__Directions__: Return the number of lines holding "Flora", with nothing added.

__Supplied data__:
::::::::

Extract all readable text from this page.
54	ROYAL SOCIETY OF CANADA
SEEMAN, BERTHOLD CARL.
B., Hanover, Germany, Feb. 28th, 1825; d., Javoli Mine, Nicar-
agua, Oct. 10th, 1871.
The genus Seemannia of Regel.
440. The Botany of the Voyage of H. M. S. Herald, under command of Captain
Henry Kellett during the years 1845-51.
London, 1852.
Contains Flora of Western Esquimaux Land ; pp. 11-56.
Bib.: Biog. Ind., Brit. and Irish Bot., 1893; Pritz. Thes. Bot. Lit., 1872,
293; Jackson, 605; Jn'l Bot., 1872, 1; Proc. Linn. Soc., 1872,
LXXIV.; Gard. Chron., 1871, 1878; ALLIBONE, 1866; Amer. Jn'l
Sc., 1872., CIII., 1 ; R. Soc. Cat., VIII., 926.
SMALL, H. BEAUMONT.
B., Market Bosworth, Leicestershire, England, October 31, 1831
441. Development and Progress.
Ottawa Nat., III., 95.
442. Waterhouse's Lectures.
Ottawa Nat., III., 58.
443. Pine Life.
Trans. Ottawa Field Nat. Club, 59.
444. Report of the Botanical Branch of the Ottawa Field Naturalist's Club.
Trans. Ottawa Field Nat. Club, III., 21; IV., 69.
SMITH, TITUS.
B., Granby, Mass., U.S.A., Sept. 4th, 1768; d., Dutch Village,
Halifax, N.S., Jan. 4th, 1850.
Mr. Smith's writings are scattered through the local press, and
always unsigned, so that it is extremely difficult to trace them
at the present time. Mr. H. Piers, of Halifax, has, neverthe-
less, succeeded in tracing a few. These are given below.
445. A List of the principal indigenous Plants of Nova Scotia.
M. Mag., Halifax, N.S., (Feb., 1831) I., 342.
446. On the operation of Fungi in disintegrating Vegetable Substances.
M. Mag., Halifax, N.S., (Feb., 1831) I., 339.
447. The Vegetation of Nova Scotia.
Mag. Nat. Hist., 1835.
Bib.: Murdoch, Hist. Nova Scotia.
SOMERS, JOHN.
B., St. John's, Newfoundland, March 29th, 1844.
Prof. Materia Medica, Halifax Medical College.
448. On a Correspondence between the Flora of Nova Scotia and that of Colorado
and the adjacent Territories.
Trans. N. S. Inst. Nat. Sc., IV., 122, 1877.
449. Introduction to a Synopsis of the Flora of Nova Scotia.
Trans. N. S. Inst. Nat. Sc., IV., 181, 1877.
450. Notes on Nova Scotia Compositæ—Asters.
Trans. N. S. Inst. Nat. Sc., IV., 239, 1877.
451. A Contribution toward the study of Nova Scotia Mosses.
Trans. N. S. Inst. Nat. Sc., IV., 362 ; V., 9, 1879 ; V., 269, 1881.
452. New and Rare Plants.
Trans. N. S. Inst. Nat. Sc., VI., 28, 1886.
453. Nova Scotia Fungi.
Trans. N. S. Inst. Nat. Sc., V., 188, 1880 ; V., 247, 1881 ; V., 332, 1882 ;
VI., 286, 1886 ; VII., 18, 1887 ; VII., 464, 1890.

::::::::

__Result__: 3